**Set task**
Copy every entry word for word. Skip the pictures.

**Stored items**
--- begin ---
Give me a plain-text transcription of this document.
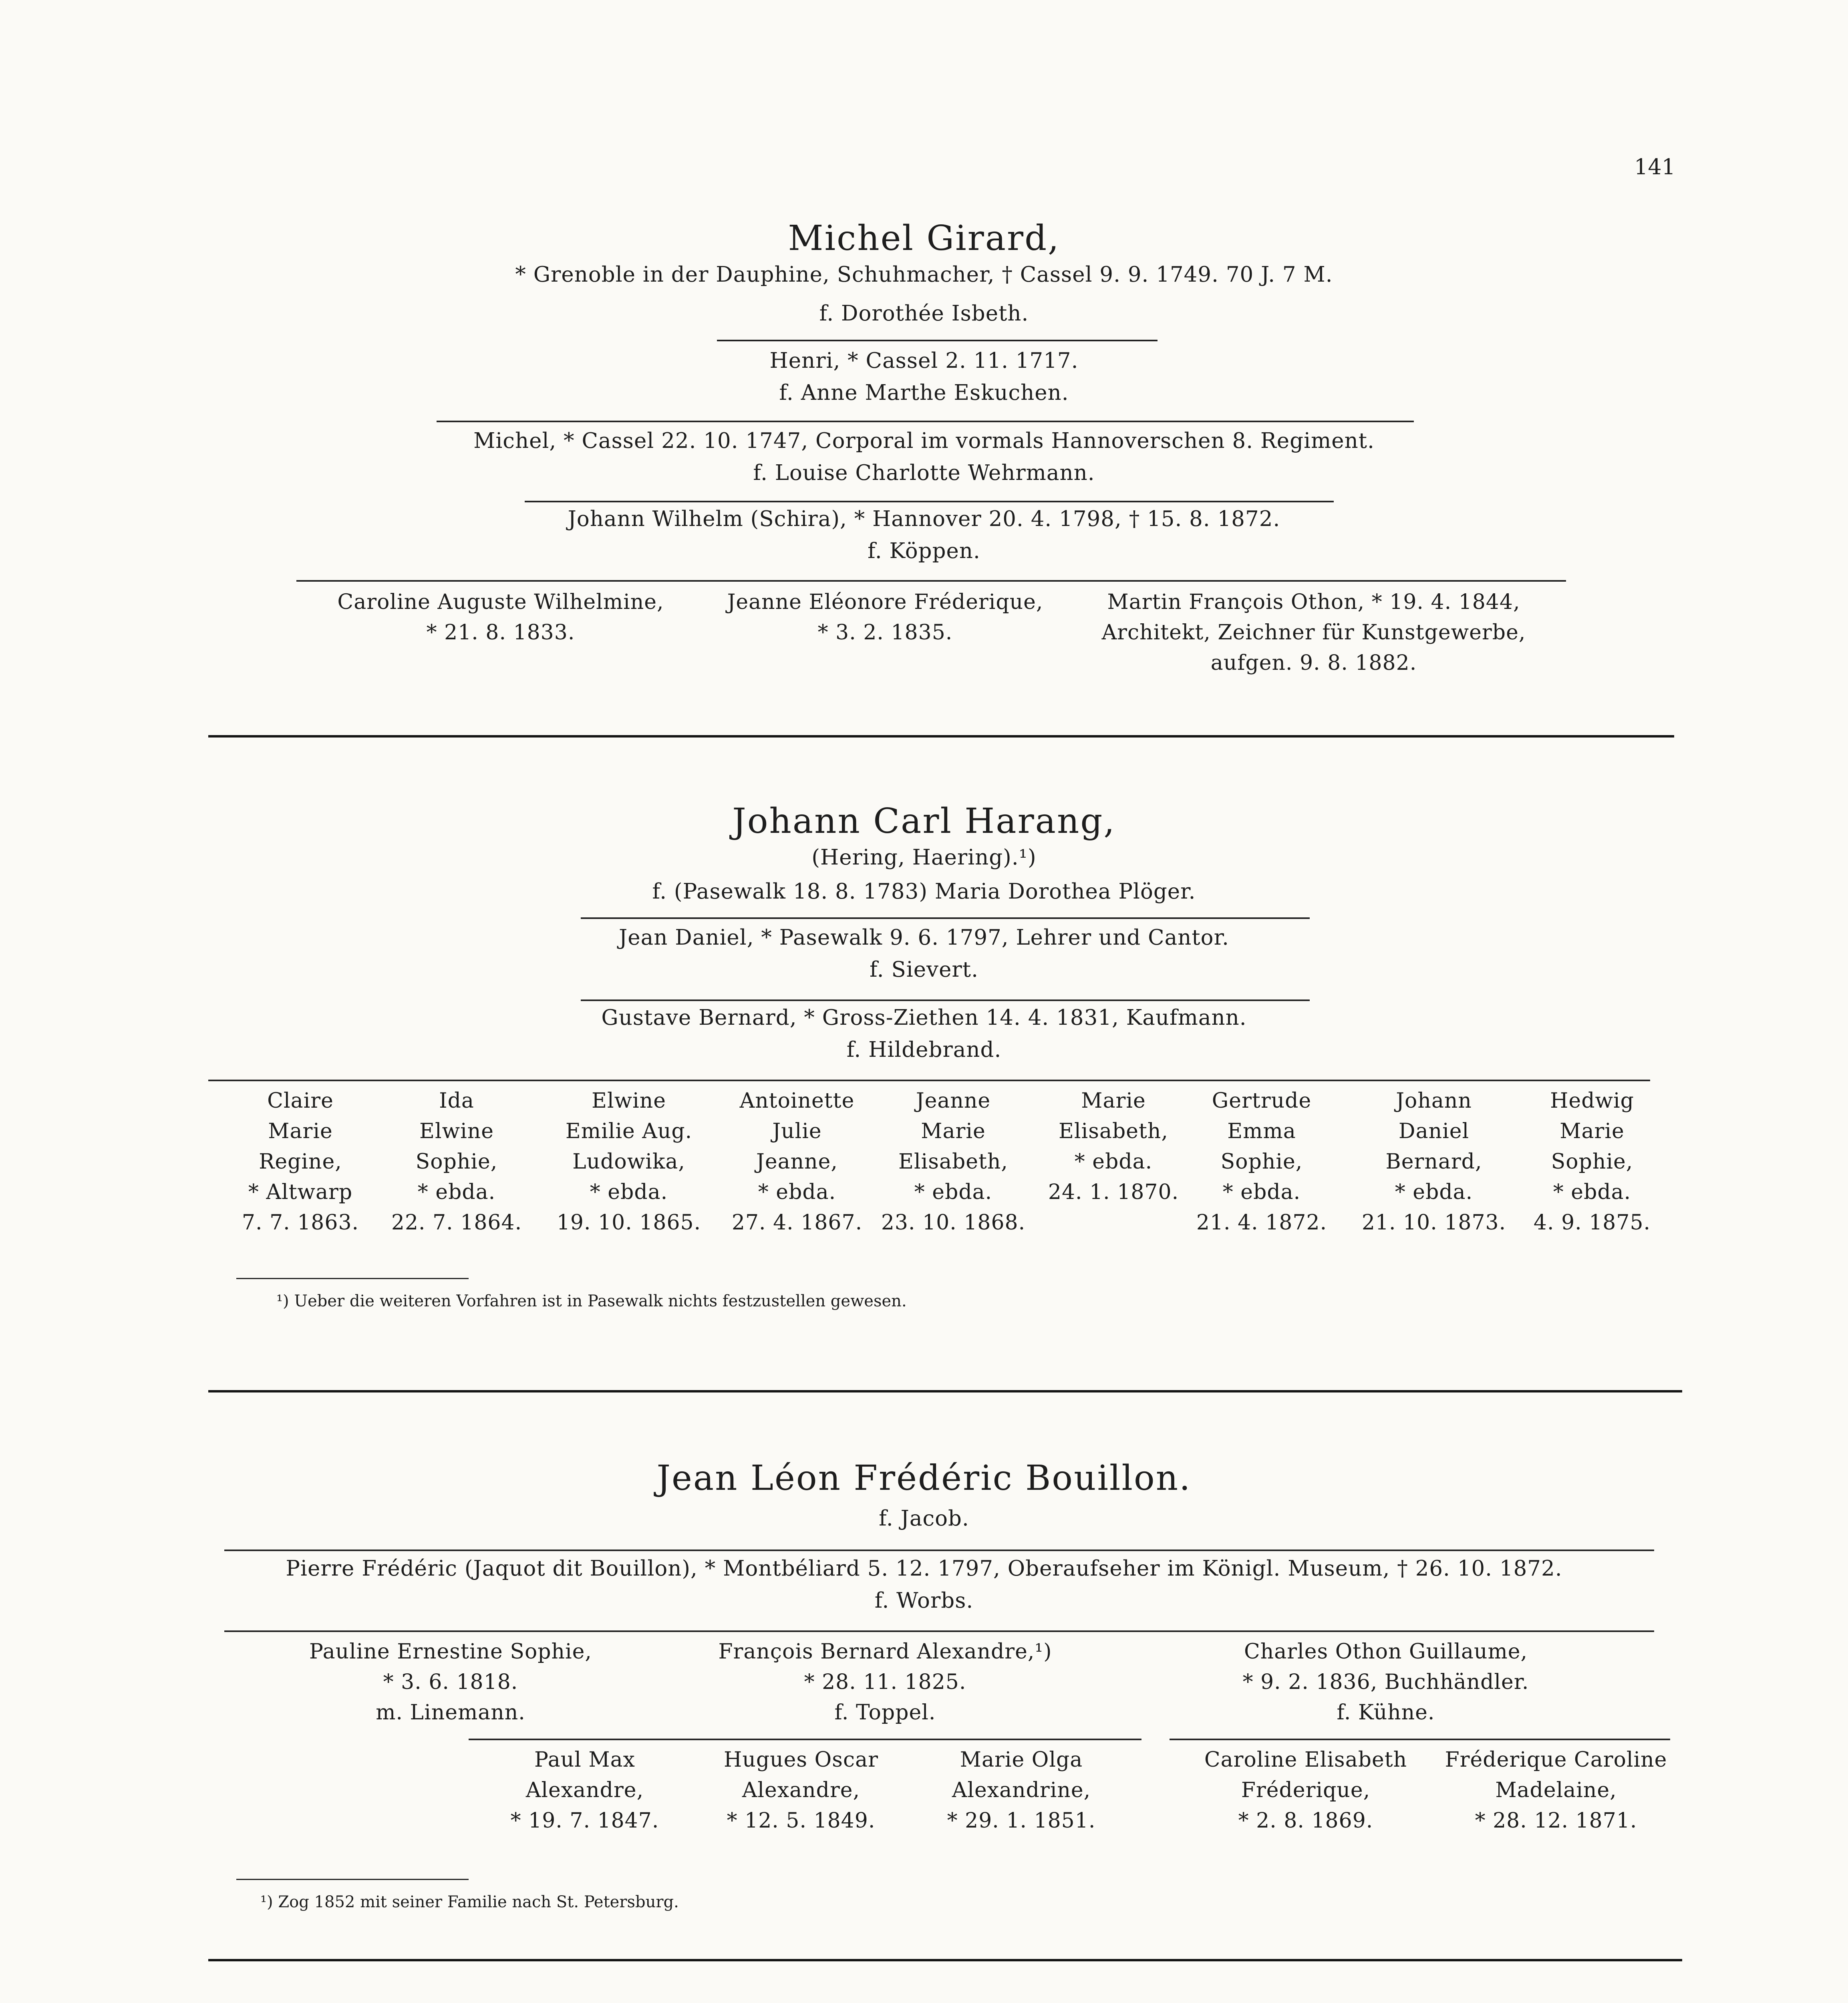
141
Michel Girard,
* Grenoble in der Dauphine, Schuhmacher, † Cassel 9. 9. 1749. 70 J. 7 M.
f. Dorothée Isbeth.
Henri, * Cassel 2. 11. 1717.
f. Anne Marthe Eskuchen.
Michel, * Cassel 22. 10. 1747, Corporal im vormals Hannoverschen 8. Regiment.
f. Louise Charlotte Wehrmann.
Johann Wilhelm (Schira), * Hannover 20. 4. 1798, † 15. 8. 1872.
f. Köppen.
Caroline Auguste Wilhelmine,
* 21. 8. 1833.
Jeanne Eléonore Fréderique,
* 3. 2. 1835.
Martin François Othon, * 19. 4. 1844,
Architekt, Zeichner für Kunstgewerbe,
aufgen. 9. 8. 1882.
Johann Carl Harang,
(Hering, Haering).¹)
f. (Pasewalk 18. 8. 1783) Maria Dorothea Plöger.
Jean Daniel, * Pasewalk 9. 6. 1797, Lehrer und Cantor.
f. Sievert.
Gustave Bernard, * Gross-Ziethen 14. 4. 1831, Kaufmann.
f. Hildebrand.
Claire
Marie
Regine,
* Altwarp
7. 7. 1863.
Ida
Elwine
Sophie,
* ebda.
22. 7. 1864.
Elwine
Emilie Aug.
Ludowika,
* ebda.
19. 10. 1865.
Antoinette
Julie
Jeanne,
* ebda.
27. 4. 1867.
Jeanne
Marie
Elisabeth,
* ebda.
23. 10. 1868.
Marie
Elisabeth,
* ebda.
24. 1. 1870.
Gertrude
Emma
Sophie,
* ebda.
21. 4. 1872.
Johann
Daniel
Bernard,
* ebda.
21. 10. 1873.
Hedwig
Marie
Sophie,
* ebda.
4. 9. 1875.
¹) Ueber die weiteren Vorfahren ist in Pasewalk nichts festzustellen gewesen.
Jean Léon Frédéric Bouillon.
f. Jacob.
Pierre Frédéric (Jaquot dit Bouillon), * Montbéliard 5. 12. 1797, Oberaufseher im Königl. Museum, † 26. 10. 1872.
f. Worbs.
Pauline Ernestine Sophie,
* 3. 6. 1818.
m. Linemann.
François Bernard Alexandre,¹)
* 28. 11. 1825.
f. Toppel.
Charles Othon Guillaume,
* 9. 2. 1836, Buchhändler.
f. Kühne.
Paul Max
Alexandre,
* 19. 7. 1847.
Hugues Oscar
Alexandre,
* 12. 5. 1849.
Marie Olga
Alexandrine,
* 29. 1. 1851.
Caroline Elisabeth
Fréderique,
* 2. 8. 1869.
Fréderique Caroline
Madelaine,
* 28. 12. 1871.
¹) Zog 1852 mit seiner Familie nach St. Petersburg.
--- end ---
**Expected answer**
Give me a plain-text transcription of this document.
141
Michel Girard,
* Grenoble in der Dauphine, Schuhmacher, † Cassel 9. 9. 1749. 70 J. 7 M.
f. Dorothée Isbeth.
Henri, * Cassel 2. 11. 1717.
f. Anne Marthe Eskuchen.
Michel, * Cassel 22. 10. 1747, Corporal im vormals Hannoverschen 8. Regiment.
f. Louise Charlotte Wehrmann.
Johann Wilhelm (Schira), * Hannover 20. 4. 1798, † 15. 8. 1872.
f. Köppen.
Caroline Auguste Wilhelmine,
* 21. 8. 1833.
Jeanne Eléonore Fréderique,
* 3. 2. 1835.
Martin François Othon, * 19. 4. 1844,
Architekt, Zeichner für Kunstgewerbe,
aufgen. 9. 8. 1882.
Johann Carl Harang,
(Hering, Haering).¹)
f. (Pasewalk 18. 8. 1783) Maria Dorothea Plöger.
Jean Daniel, * Pasewalk 9. 6. 1797, Lehrer und Cantor.
f. Sievert.
Gustave Bernard, * Gross-Ziethen 14. 4. 1831, Kaufmann.
f. Hildebrand.
Claire
Marie
Regine,
* Altwarp
7. 7. 1863.
Ida
Elwine
Sophie,
* ebda.
22. 7. 1864.
Elwine
Emilie Aug.
Ludowika,
* ebda.
19. 10. 1865.
Antoinette
Julie
Jeanne,
* ebda.
27. 4. 1867.
Jeanne
Marie
Elisabeth,
* ebda.
23. 10. 1868.
Marie
Elisabeth,
* ebda.
24. 1. 1870.
Gertrude
Emma
Sophie,
* ebda.
21. 4. 1872.
Johann
Daniel
Bernard,
* ebda.
21. 10. 1873.
Hedwig
Marie
Sophie,
* ebda.
4. 9. 1875.
¹) Ueber die weiteren Vorfahren ist in Pasewalk nichts festzustellen gewesen.
Jean Léon Frédéric Bouillon.
f. Jacob.
Pierre Frédéric (Jaquot dit Bouillon), * Montbéliard 5. 12. 1797, Oberaufseher im Königl. Museum, † 26. 10. 1872.
f. Worbs.
Pauline Ernestine Sophie,
* 3. 6. 1818.
m. Linemann.
François Bernard Alexandre,¹)
* 28. 11. 1825.
f. Toppel.
Charles Othon Guillaume,
* 9. 2. 1836, Buchhändler.
f. Kühne.
Paul Max
Alexandre,
* 19. 7. 1847.
Hugues Oscar
Alexandre,
* 12. 5. 1849.
Marie Olga
Alexandrine,
* 29. 1. 1851.
Caroline Elisabeth
Fréderique,
* 2. 8. 1869.
Fréderique Caroline
Madelaine,
* 28. 12. 1871.
¹) Zog 1852 mit seiner Familie nach St. Petersburg.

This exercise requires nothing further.